▶ What is asked:
Your task is to give the number of lines in the listing that include "JSON", and nothing else.

Figure record extracts:
• • •

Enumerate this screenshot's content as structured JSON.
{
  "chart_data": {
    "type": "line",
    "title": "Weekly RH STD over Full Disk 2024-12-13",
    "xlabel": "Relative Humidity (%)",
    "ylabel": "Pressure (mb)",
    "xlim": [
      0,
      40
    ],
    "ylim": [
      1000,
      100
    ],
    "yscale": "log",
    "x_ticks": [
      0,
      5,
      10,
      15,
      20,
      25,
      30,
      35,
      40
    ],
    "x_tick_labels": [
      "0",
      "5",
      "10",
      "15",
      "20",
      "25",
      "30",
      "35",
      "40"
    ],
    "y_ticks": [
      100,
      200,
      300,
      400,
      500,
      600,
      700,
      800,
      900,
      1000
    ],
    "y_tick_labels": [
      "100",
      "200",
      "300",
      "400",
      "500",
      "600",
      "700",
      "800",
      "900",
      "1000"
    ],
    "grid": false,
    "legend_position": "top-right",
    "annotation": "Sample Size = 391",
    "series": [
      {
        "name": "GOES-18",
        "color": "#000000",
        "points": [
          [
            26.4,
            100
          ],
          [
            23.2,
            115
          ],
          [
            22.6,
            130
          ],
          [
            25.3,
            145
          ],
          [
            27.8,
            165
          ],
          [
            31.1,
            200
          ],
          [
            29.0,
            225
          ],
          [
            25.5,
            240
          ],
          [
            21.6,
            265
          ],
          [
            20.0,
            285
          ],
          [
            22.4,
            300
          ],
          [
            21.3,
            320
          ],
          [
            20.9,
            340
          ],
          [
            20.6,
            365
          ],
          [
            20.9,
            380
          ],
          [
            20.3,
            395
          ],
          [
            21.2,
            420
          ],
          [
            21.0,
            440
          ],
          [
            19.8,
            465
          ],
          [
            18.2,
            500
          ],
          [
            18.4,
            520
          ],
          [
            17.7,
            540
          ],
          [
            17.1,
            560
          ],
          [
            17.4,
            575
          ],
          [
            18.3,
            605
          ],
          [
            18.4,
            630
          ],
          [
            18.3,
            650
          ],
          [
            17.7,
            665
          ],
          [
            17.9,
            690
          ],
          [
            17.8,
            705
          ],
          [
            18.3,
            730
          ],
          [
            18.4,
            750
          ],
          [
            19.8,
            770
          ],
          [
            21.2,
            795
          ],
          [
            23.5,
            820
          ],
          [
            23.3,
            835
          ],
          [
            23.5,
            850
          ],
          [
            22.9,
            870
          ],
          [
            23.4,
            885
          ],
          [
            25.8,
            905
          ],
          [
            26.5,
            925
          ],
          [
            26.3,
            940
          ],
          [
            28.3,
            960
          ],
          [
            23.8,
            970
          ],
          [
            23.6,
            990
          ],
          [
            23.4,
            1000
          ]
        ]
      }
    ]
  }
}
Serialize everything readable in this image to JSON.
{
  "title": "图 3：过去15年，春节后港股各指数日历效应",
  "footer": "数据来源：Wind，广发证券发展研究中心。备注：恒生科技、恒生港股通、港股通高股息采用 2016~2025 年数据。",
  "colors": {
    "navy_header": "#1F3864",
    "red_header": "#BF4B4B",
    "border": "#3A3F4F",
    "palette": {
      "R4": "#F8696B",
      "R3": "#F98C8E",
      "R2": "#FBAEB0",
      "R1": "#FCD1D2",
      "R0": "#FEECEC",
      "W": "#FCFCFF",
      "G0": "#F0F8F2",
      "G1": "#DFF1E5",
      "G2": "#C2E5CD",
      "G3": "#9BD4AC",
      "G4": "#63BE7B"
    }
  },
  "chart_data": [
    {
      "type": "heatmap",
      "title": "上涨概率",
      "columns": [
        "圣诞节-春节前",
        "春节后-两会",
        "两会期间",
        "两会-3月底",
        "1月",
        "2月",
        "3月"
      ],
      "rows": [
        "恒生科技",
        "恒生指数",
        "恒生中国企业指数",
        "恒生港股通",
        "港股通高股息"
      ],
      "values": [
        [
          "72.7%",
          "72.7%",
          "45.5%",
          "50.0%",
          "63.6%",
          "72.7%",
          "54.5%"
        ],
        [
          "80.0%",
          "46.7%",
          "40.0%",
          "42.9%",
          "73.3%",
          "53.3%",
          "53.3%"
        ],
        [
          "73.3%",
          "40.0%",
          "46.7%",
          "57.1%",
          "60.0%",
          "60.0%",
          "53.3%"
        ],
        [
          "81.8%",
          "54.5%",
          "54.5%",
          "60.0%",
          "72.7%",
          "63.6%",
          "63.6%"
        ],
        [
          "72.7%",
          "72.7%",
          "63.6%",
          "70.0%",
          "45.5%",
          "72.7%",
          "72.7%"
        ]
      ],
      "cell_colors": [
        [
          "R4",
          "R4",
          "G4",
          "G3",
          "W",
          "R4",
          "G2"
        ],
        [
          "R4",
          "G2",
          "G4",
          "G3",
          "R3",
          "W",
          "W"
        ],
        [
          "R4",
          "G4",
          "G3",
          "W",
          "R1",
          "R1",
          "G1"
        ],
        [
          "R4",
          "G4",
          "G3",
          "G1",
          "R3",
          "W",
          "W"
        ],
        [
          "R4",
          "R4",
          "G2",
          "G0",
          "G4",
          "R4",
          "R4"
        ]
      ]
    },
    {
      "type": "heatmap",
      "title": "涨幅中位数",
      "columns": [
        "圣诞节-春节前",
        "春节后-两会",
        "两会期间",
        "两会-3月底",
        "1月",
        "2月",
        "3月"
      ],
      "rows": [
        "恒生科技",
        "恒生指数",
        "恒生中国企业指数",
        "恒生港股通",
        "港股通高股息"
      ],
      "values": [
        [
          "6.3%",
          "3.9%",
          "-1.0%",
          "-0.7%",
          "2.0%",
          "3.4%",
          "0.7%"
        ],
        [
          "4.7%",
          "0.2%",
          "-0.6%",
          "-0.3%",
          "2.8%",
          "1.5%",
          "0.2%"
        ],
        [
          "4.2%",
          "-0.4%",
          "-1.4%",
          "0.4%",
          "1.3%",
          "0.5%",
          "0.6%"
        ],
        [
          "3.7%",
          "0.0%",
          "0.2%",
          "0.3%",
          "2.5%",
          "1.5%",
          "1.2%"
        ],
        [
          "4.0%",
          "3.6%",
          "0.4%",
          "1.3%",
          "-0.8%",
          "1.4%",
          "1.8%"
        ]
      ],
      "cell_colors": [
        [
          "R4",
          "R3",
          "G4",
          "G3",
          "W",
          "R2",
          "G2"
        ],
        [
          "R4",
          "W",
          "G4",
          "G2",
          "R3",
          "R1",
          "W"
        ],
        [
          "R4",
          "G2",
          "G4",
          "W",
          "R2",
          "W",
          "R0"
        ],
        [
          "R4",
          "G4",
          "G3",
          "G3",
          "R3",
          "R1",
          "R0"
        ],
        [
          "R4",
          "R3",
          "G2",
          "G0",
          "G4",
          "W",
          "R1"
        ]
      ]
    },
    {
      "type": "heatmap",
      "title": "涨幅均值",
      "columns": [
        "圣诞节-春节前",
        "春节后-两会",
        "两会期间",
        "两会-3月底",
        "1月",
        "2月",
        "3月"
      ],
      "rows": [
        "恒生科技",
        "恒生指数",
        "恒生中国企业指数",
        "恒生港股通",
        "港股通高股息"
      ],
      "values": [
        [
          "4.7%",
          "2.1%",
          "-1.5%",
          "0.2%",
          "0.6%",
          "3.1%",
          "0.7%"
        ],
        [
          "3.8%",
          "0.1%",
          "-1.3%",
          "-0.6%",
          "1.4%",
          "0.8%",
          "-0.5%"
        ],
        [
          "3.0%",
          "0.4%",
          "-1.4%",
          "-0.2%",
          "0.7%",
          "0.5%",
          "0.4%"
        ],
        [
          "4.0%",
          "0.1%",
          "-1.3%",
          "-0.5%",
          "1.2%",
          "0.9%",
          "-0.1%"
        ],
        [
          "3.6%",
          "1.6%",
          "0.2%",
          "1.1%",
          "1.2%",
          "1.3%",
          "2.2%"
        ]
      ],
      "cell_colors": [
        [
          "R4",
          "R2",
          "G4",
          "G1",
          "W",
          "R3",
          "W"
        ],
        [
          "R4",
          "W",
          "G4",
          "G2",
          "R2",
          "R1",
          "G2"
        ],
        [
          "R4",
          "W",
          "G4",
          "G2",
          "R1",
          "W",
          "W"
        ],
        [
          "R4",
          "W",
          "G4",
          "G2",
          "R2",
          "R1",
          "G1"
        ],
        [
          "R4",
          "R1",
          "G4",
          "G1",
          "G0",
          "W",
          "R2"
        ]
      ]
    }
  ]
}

• • •

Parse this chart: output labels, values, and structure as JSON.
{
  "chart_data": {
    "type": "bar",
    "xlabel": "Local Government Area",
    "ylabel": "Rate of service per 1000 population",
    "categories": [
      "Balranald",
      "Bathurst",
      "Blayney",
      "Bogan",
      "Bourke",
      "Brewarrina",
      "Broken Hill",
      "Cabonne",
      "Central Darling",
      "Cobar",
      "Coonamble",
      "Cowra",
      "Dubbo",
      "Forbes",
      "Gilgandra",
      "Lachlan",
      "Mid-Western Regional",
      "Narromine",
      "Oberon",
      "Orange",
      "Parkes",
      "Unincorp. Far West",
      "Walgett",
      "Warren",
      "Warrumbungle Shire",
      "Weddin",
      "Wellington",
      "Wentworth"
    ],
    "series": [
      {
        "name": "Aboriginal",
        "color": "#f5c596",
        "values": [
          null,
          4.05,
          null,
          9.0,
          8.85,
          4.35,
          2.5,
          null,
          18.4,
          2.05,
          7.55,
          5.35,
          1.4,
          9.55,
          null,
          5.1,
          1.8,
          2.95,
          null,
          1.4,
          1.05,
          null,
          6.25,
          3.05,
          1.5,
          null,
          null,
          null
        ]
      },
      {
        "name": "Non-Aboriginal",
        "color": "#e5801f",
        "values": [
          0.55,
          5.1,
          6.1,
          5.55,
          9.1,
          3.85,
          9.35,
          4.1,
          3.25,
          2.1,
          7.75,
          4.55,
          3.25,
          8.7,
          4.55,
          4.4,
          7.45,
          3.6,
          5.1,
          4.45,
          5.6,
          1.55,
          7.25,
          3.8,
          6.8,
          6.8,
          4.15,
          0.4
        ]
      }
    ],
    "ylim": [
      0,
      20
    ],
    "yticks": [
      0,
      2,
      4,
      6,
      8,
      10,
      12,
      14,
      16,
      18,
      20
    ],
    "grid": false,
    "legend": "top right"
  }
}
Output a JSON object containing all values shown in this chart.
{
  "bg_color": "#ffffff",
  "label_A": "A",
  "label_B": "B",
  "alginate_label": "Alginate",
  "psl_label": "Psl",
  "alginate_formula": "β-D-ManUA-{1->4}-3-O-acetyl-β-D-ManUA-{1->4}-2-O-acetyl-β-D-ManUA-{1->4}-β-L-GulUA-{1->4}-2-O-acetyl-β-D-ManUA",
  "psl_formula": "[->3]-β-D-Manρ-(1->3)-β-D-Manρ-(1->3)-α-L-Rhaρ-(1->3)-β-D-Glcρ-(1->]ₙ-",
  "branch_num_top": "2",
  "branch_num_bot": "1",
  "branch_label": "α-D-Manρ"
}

• • •

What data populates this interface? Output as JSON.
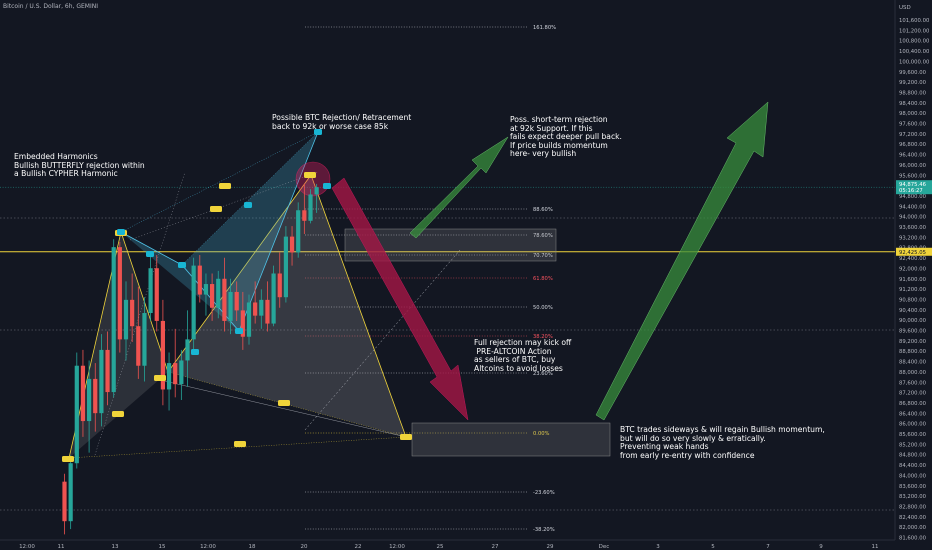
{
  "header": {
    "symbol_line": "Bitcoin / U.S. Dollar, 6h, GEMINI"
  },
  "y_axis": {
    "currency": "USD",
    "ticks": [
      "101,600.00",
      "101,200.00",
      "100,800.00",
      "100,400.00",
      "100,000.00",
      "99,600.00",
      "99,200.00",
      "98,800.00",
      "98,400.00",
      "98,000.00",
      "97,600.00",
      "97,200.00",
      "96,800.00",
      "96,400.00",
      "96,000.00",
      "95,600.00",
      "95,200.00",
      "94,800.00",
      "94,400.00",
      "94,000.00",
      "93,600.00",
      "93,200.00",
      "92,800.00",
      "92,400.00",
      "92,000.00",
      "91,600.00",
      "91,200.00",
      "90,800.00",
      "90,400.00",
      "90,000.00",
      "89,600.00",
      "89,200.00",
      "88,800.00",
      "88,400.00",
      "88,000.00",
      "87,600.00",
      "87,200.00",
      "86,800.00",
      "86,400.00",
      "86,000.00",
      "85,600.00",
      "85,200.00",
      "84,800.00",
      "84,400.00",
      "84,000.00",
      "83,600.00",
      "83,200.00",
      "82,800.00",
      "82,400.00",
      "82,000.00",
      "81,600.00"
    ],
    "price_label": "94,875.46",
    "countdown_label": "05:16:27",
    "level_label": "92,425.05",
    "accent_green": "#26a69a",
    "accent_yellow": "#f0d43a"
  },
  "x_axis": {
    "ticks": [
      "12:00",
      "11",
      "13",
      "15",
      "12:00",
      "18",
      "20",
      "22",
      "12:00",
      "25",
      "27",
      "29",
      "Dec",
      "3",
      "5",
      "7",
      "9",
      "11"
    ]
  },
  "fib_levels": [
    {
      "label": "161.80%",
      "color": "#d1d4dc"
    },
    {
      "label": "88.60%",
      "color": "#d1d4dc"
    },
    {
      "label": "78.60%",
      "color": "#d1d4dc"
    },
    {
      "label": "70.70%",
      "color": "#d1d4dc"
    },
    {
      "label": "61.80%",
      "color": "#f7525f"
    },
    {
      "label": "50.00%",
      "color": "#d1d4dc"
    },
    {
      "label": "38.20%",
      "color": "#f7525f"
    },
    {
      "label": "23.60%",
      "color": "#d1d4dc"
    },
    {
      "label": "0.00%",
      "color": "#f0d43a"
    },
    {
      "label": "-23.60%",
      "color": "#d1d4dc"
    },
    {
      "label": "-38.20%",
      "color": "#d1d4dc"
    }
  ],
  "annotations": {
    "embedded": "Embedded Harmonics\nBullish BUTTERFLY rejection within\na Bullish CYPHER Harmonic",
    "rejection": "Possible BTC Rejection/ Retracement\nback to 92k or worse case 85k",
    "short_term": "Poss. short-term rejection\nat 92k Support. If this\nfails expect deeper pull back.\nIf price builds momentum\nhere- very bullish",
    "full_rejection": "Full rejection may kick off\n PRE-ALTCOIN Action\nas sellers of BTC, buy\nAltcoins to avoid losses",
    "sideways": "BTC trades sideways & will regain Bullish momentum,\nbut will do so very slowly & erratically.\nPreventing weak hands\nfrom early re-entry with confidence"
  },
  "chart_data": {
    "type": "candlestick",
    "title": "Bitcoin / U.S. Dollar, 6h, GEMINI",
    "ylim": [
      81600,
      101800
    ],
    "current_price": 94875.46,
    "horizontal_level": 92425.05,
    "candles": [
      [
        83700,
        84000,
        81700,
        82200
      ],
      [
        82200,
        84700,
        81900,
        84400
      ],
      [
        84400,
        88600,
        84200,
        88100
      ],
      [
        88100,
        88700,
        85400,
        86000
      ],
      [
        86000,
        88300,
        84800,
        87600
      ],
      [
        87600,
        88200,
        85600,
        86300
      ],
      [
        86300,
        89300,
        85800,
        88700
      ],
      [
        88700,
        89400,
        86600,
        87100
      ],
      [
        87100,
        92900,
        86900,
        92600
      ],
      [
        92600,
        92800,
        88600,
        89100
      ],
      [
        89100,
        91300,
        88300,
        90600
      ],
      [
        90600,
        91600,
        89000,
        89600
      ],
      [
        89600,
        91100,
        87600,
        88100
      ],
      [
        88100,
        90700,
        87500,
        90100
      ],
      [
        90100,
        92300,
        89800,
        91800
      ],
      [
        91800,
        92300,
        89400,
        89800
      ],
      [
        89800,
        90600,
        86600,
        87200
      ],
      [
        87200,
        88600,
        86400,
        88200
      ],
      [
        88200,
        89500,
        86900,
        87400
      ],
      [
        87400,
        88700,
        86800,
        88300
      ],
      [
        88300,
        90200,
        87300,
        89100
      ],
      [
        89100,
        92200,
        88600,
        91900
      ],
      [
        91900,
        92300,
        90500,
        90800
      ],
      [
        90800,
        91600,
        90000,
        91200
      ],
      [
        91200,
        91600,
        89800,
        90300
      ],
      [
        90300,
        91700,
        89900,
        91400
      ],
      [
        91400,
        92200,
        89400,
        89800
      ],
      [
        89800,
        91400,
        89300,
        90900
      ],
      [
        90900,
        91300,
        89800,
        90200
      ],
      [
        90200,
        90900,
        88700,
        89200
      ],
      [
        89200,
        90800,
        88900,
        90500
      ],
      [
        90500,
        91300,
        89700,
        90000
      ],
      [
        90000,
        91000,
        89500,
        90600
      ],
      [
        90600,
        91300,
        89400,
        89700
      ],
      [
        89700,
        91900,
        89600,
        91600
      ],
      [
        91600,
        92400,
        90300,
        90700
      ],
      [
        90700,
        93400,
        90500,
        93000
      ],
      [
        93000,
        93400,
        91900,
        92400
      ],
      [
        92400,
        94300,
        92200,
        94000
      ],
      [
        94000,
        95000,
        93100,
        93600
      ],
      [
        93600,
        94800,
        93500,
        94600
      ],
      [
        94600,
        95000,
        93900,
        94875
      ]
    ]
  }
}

• • •

▶ Written answer:
5